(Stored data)
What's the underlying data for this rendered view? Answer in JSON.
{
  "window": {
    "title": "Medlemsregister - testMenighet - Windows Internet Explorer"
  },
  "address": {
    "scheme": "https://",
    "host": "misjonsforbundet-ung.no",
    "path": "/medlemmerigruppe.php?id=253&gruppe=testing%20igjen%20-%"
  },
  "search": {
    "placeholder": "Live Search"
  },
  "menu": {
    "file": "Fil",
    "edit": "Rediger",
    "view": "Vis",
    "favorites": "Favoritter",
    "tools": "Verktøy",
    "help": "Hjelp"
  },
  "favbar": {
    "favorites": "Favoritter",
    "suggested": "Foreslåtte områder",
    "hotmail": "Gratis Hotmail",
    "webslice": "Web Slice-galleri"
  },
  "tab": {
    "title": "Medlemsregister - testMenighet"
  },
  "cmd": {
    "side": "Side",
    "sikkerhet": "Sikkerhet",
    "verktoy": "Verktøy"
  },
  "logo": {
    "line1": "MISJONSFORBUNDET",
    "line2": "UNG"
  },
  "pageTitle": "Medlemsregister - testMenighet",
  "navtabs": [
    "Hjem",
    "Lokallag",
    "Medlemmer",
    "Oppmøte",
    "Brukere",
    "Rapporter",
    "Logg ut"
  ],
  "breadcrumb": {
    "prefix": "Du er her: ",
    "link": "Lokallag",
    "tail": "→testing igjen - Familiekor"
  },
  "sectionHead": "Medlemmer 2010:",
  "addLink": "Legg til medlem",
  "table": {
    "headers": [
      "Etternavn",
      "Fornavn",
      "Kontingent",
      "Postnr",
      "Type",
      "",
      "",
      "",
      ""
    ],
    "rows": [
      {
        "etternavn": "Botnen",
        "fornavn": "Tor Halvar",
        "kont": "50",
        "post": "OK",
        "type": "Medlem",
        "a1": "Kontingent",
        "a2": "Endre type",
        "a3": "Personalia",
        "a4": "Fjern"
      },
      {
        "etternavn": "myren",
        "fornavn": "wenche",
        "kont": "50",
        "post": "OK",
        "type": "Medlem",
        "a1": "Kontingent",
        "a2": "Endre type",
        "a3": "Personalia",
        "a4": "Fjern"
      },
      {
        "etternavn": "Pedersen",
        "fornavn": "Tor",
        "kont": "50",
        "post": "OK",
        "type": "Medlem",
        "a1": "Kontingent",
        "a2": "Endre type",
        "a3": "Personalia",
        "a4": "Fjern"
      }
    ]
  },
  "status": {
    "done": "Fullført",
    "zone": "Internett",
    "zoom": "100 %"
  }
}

### Exercise instructions
Repeat back the data above, exact to the last character.

### Solution to this exercise
What's the underlying data for this rendered view? Answer in JSON.
{
  "window": {
    "title": "Medlemsregister - testMenighet - Windows Internet Explorer"
  },
  "address": {
    "scheme": "https://",
    "host": "misjonsforbundet-ung.no",
    "path": "/medlemmerigruppe.php?id=253&gruppe=testing%20igjen%20-%"
  },
  "search": {
    "placeholder": "Live Search"
  },
  "menu": {
    "file": "Fil",
    "edit": "Rediger",
    "view": "Vis",
    "favorites": "Favoritter",
    "tools": "Verktøy",
    "help": "Hjelp"
  },
  "favbar": {
    "favorites": "Favoritter",
    "suggested": "Foreslåtte områder",
    "hotmail": "Gratis Hotmail",
    "webslice": "Web Slice-galleri"
  },
  "tab": {
    "title": "Medlemsregister - testMenighet"
  },
  "cmd": {
    "side": "Side",
    "sikkerhet": "Sikkerhet",
    "verktoy": "Verktøy"
  },
  "logo": {
    "line1": "MISJONSFORBUNDET",
    "line2": "UNG"
  },
  "pageTitle": "Medlemsregister - testMenighet",
  "navtabs": [
    "Hjem",
    "Lokallag",
    "Medlemmer",
    "Oppmøte",
    "Brukere",
    "Rapporter",
    "Logg ut"
  ],
  "breadcrumb": {
    "prefix": "Du er her: ",
    "link": "Lokallag",
    "tail": "→testing igjen - Familiekor"
  },
  "sectionHead": "Medlemmer 2010:",
  "addLink": "Legg til medlem",
  "table": {
    "headers": [
      "Etternavn",
      "Fornavn",
      "Kontingent",
      "Postnr",
      "Type",
      "",
      "",
      "",
      ""
    ],
    "rows": [
      {
        "etternavn": "Botnen",
        "fornavn": "Tor Halvar",
        "kont": "50",
        "post": "OK",
        "type": "Medlem",
        "a1": "Kontingent",
        "a2": "Endre type",
        "a3": "Personalia",
        "a4": "Fjern"
      },
      {
        "etternavn": "myren",
        "fornavn": "wenche",
        "kont": "50",
        "post": "OK",
        "type": "Medlem",
        "a1": "Kontingent",
        "a2": "Endre type",
        "a3": "Personalia",
        "a4": "Fjern"
      },
      {
        "etternavn": "Pedersen",
        "fornavn": "Tor",
        "kont": "50",
        "post": "OK",
        "type": "Medlem",
        "a1": "Kontingent",
        "a2": "Endre type",
        "a3": "Personalia",
        "a4": "Fjern"
      }
    ]
  },
  "status": {
    "done": "Fullført",
    "zone": "Internett",
    "zoom": "100 %"
  }
}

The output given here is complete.